» **Required work**
Filter the entries, keeping every line with the word "заявителя".

» **Supplied data**
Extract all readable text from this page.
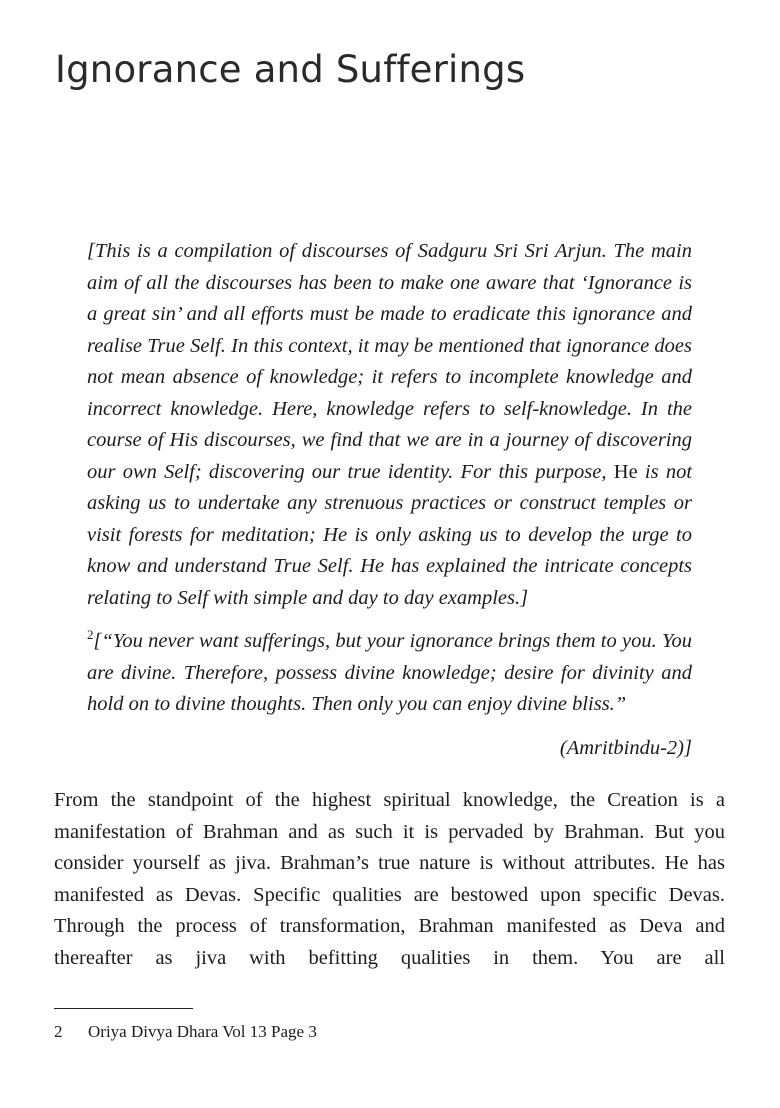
Ignorance and Sufferings

[This is a compilation of discourses of Sadguru Sri Sri Arjun. The main aim of all the discourses has been to make one aware that ‘Ignorance is a great sin’ and all efforts must be made to eradicate this ignorance and realise True Self. In this context, it may be mentioned that ignorance does not mean absence of knowledge; it refers to incomplete knowledge and incorrect knowledge. Here, knowledge refers to self-knowledge. In the course of His discourses, we find that we are in a journey of discovering our own Self; discovering our true identity. For this purpose, He is not asking us to undertake any strenuous practices or construct temples or visit forests for meditation; He is only asking us to develop the urge to know and understand True Self. He has explained the intricate concepts relating to Self with simple and day to day examples.]

$^2$[“You never want sufferings, but your ignorance brings them to you. You are divine. Therefore, possess divine knowledge; desire for divinity and hold on to divine thoughts. Then only you can enjoy divine bliss.”

(Amritbindu-2)]

From the standpoint of the highest spiritual knowledge, the Creation is a manifestation of Brahman and as such it is pervaded by Brahman. But you consider yourself as jiva. Brahman’s true nature is without attributes. He has manifested as Devas. Specific qualities are bestowed upon specific Devas. Through the process of transformation, Brahman manifested as Deva and thereafter as jiva with befitting qualities in them. You are all

2 Oriya Divya Dhara Vol 13 Page 3
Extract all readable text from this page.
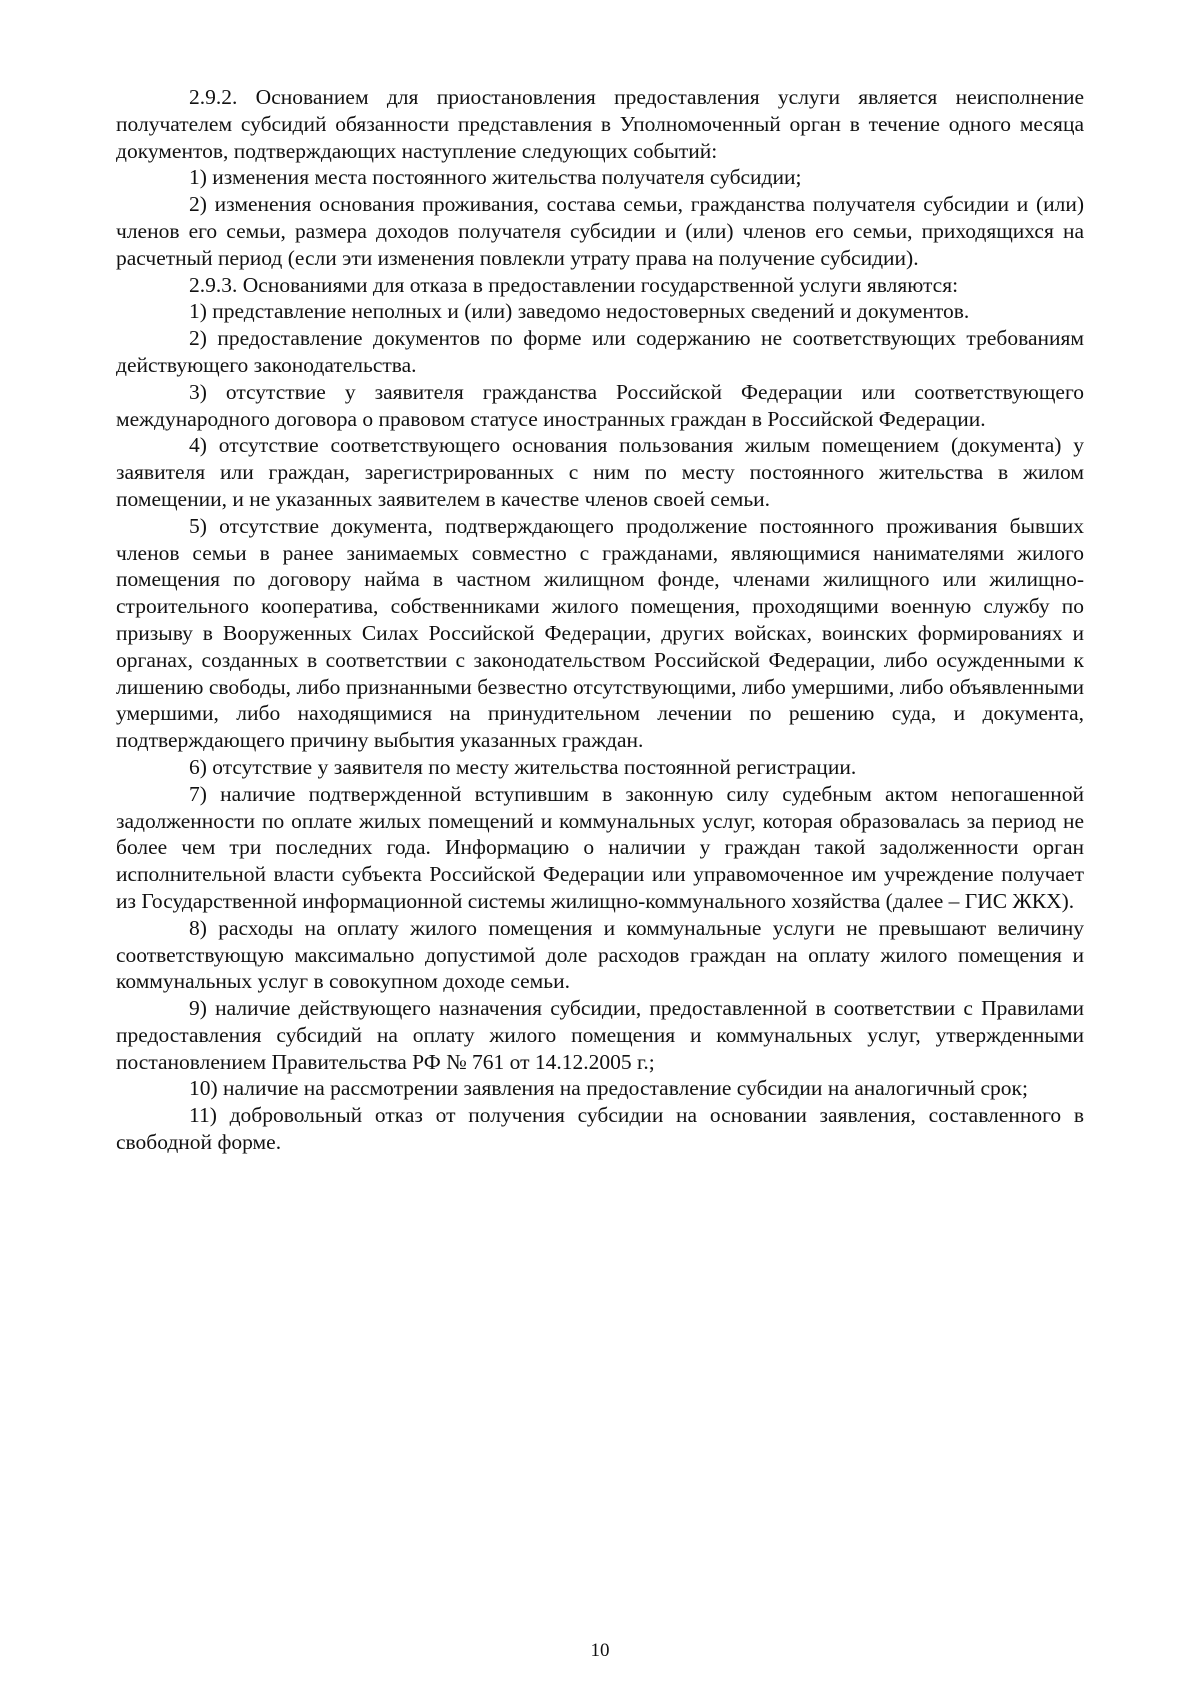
2.9.2. Основанием для приостановления предоставления услуги является неисполнение получателем субсидий обязанности представления в Уполномоченный орган в течение одного месяца документов, подтверждающих наступление следующих событий:

1) изменения места постоянного жительства получателя субсидии;

2) изменения основания проживания, состава семьи, гражданства получателя субсидии и (или) членов его семьи, размера доходов получателя субсидии и (или) членов его семьи, приходящихся на расчетный период (если эти изменения повлекли утрату права на получение субсидии).

2.9.3. Основаниями для отказа в предоставлении государственной услуги являются:

1) представление неполных и (или) заведомо недостоверных сведений и документов.

2) предоставление документов по форме или содержанию не соответствующих требованиям действующего законодательства.

3) отсутствие у заявителя гражданства Российской Федерации или соответствующего международного договора о правовом статусе иностранных граждан в Российской Федерации.

4) отсутствие соответствующего основания пользования жилым помещением (документа) у заявителя или граждан, зарегистрированных с ним по месту постоянного жительства в жилом помещении, и не указанных заявителем в качестве членов своей семьи.

5) отсутствие документа, подтверждающего продолжение постоянного проживания бывших членов семьи в ранее занимаемых совместно с гражданами, являющимися нанимателями жилого помещения по договору найма в частном жилищном фонде, членами жилищного или жилищно-строительного кооператива, собственниками жилого помещения, проходящими военную службу по призыву в Вооруженных Силах Российской Федерации, других войсках, воинских формированиях и органах, созданных в соответствии с законодательством Российской Федерации, либо осужденными к лишению свободы, либо признанными безвестно отсутствующими, либо умершими, либо объявленными умершими, либо находящимися на принудительном лечении по решению суда, и документа, подтверждающего причину выбытия указанных граждан.

6) отсутствие у заявителя по месту жительства постоянной регистрации.

7) наличие подтвержденной вступившим в законную силу судебным актом непогашенной задолженности по оплате жилых помещений и коммунальных услуг, которая образовалась за период не более чем три последних года. Информацию о наличии у граждан такой задолженности орган исполнительной власти субъекта Российской Федерации или управомоченное им учреждение получает из Государственной информационной системы жилищно-коммунального хозяйства (далее – ГИС ЖКХ).

8) расходы на оплату жилого помещения и коммунальные услуги не превышают величину соответствующую максимально допустимой доле расходов граждан на оплату жилого помещения и коммунальных услуг в совокупном доходе семьи.

9) наличие действующего назначения субсидии, предоставленной в соответствии с Правилами предоставления субсидий на оплату жилого помещения и коммунальных услуг, утвержденными постановлением Правительства РФ № 761 от 14.12.2005 г.;

10) наличие на рассмотрении заявления на предоставление субсидии на аналогичный срок;

11) добровольный отказ от получения субсидии на основании заявления, составленного в свободной форме.

10
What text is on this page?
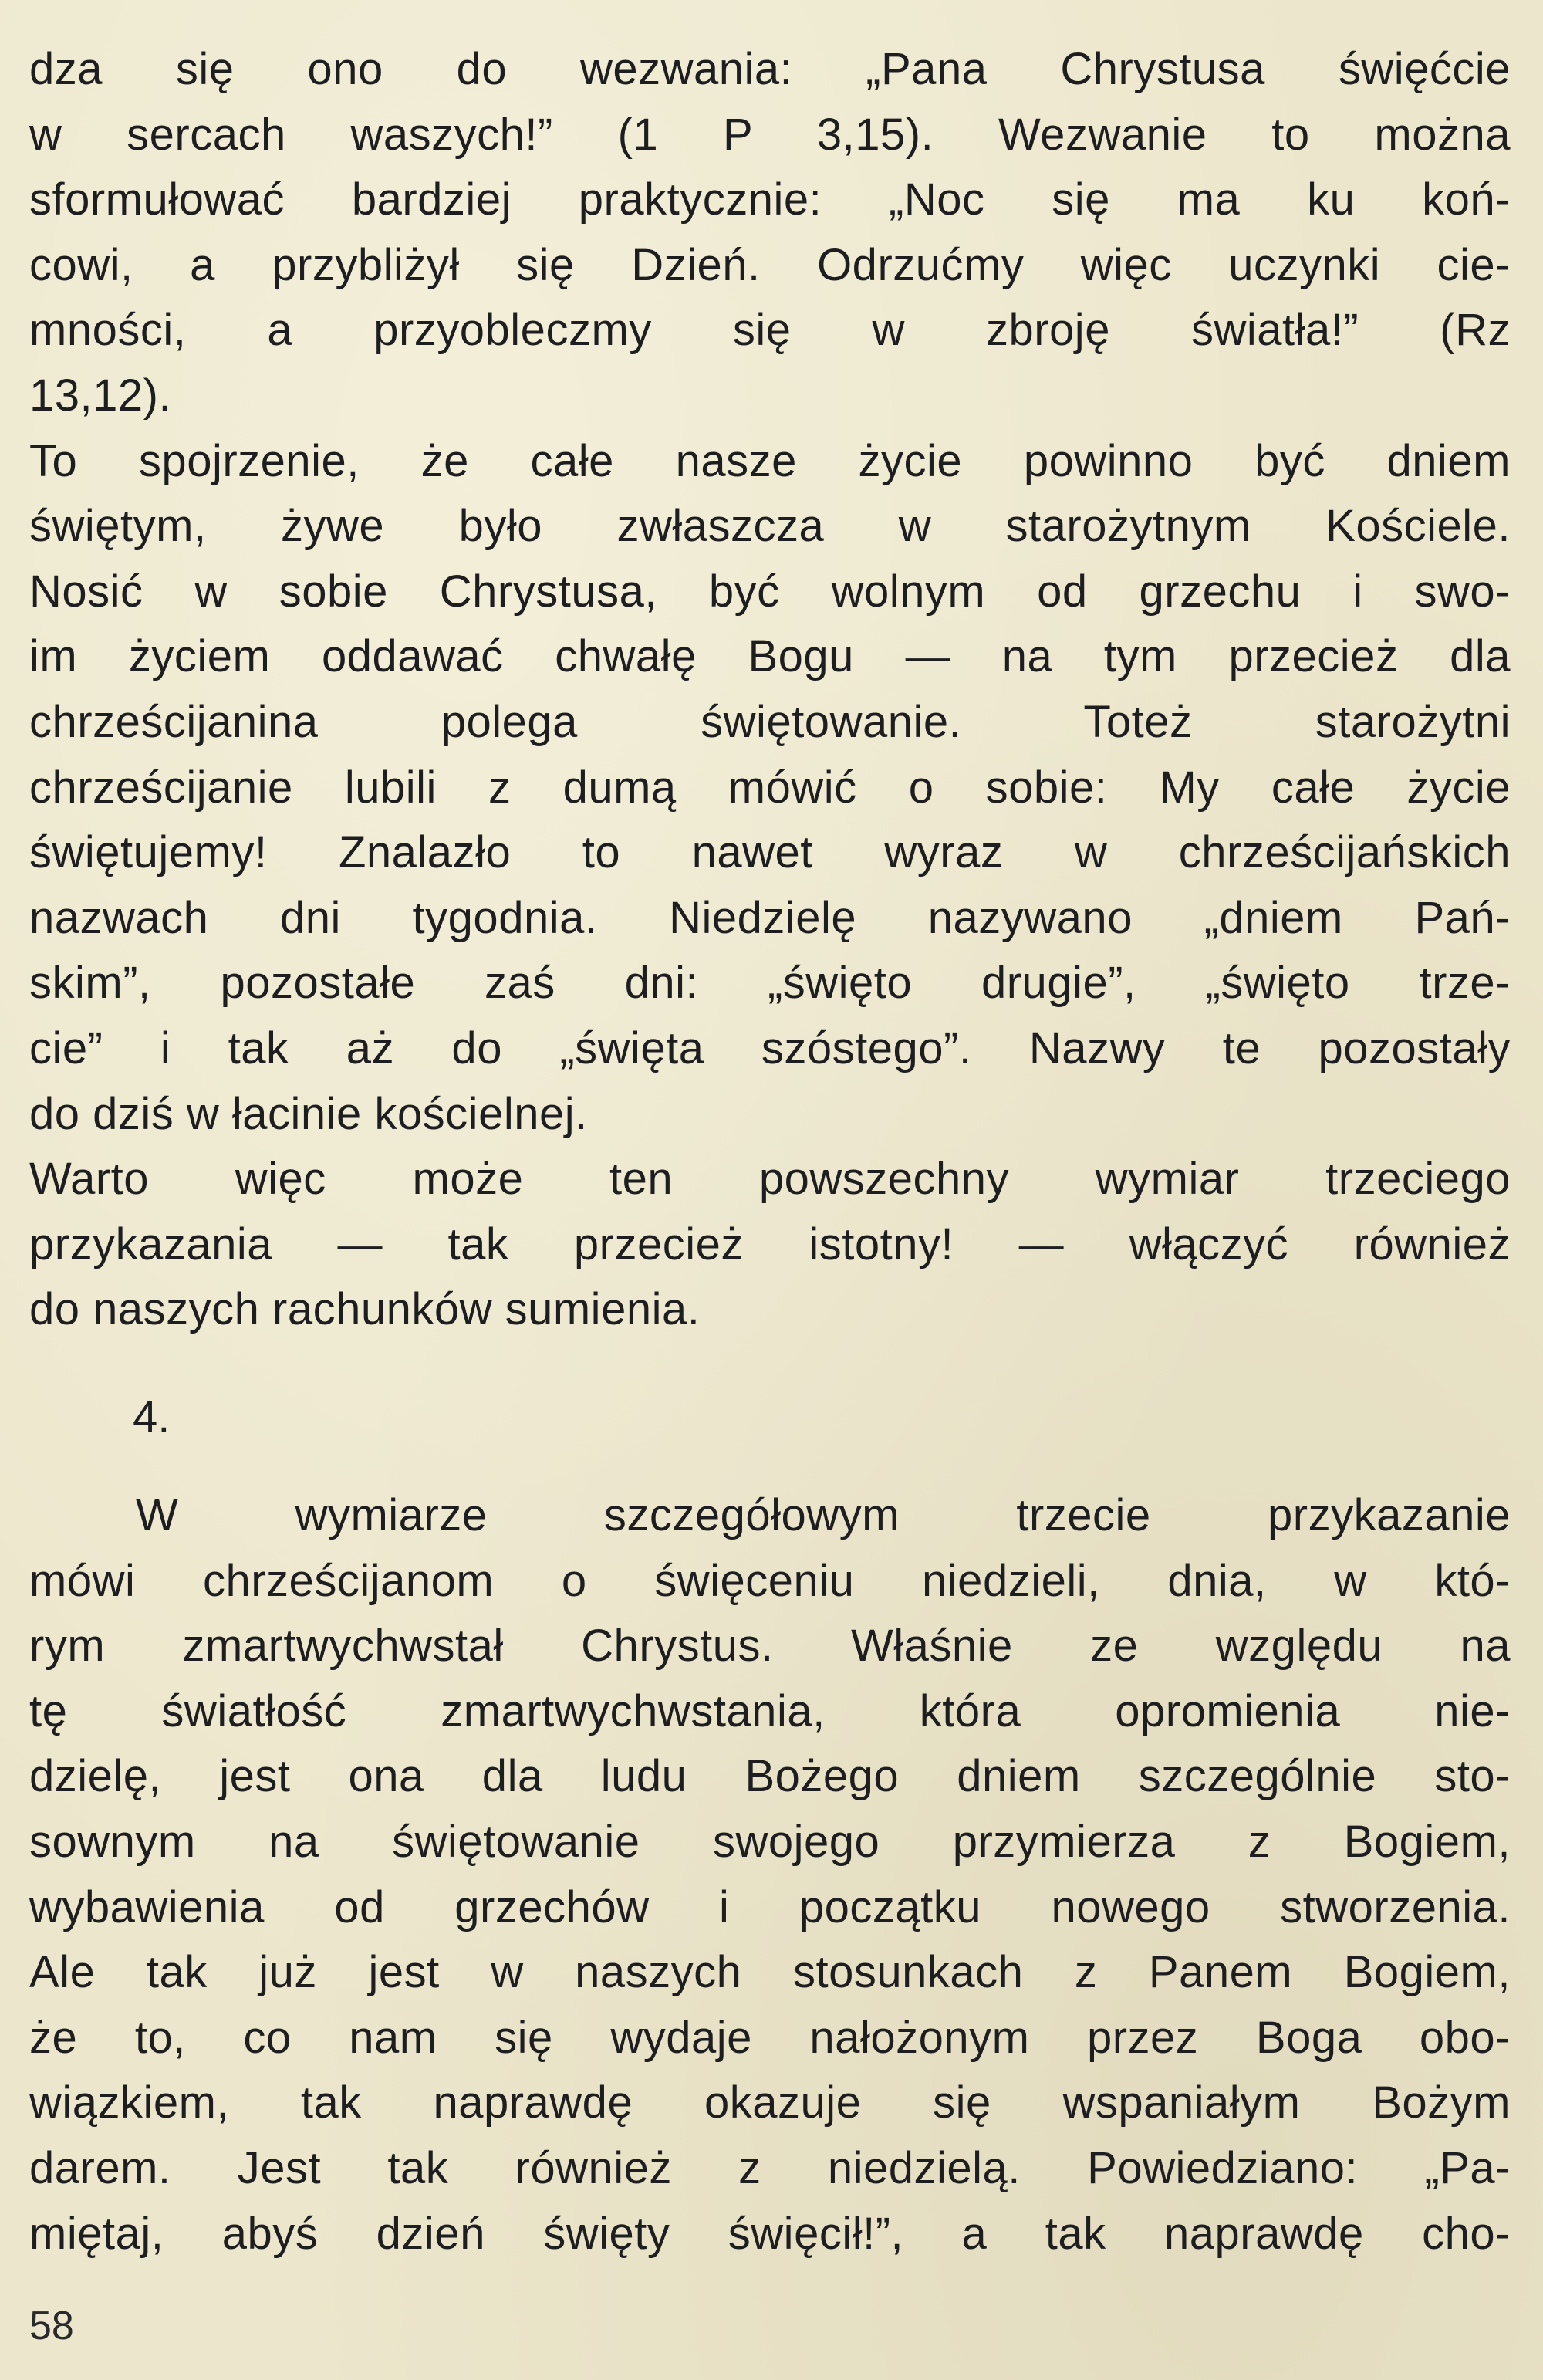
dza się ono do wezwania: „Pana Chrystusa święćcie
w sercach waszych!” (1 P 3,15). Wezwanie to można
sformułować bardziej praktycznie: „Noc się ma ku koń-
cowi, a przybliżył się Dzień. Odrzućmy więc uczynki cie-
mności, a przyobleczmy się w zbroję światła!” (Rz
13,12).
To spojrzenie, że całe nasze życie powinno być dniem
świętym, żywe było zwłaszcza w starożytnym Kościele.
Nosić w sobie Chrystusa, być wolnym od grzechu i swo-
im życiem oddawać chwałę Bogu — na tym przecież dla
chrześcijanina polega świętowanie. Toteż starożytni
chrześcijanie lubili z dumą mówić o sobie: My całe życie
świętujemy! Znalazło to nawet wyraz w chrześcijańskich
nazwach dni tygodnia. Niedzielę nazywano „dniem Pań-
skim”, pozostałe zaś dni: „święto drugie”, „święto trze-
cie” i tak aż do „święta szóstego”. Nazwy te pozostały
do dziś w łacinie kościelnej.
Warto więc może ten powszechny wymiar trzeciego
przykazania — tak przecież istotny! — włączyć również
do naszych rachunków sumienia.
4.
W wymiarze szczegółowym trzecie przykazanie
mówi chrześcijanom o święceniu niedzieli, dnia, w któ-
rym zmartwychwstał Chrystus. Właśnie ze względu na
tę światłość zmartwychwstania, która opromienia nie-
dzielę, jest ona dla ludu Bożego dniem szczególnie sto-
sownym na świętowanie swojego przymierza z Bogiem,
wybawienia od grzechów i początku nowego stworzenia.
Ale tak już jest w naszych stosunkach z Panem Bogiem,
że to, co nam się wydaje nałożonym przez Boga obo-
wiązkiem, tak naprawdę okazuje się wspaniałym Bożym
darem. Jest tak również z niedzielą. Powiedziano: „Pa-
miętaj, abyś dzień święty święcił!”, a tak naprawdę cho-
58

» **Final result**
3) отсутствие у заявителя гражданства Российской Федерации или соответствующего международного договора о правовом статусе иностранных граждан в Российской Федерации.
4) отсутствие соответствующего основания пользования жилым помещением (документа) у заявителя или граждан, зарегистрированных с ним по месту постоянного жительства в жилом помещении, и не указанных заявителем в качестве членов своей семьи.
6) отсутствие у заявителя по месту жительства постоянной регистрации.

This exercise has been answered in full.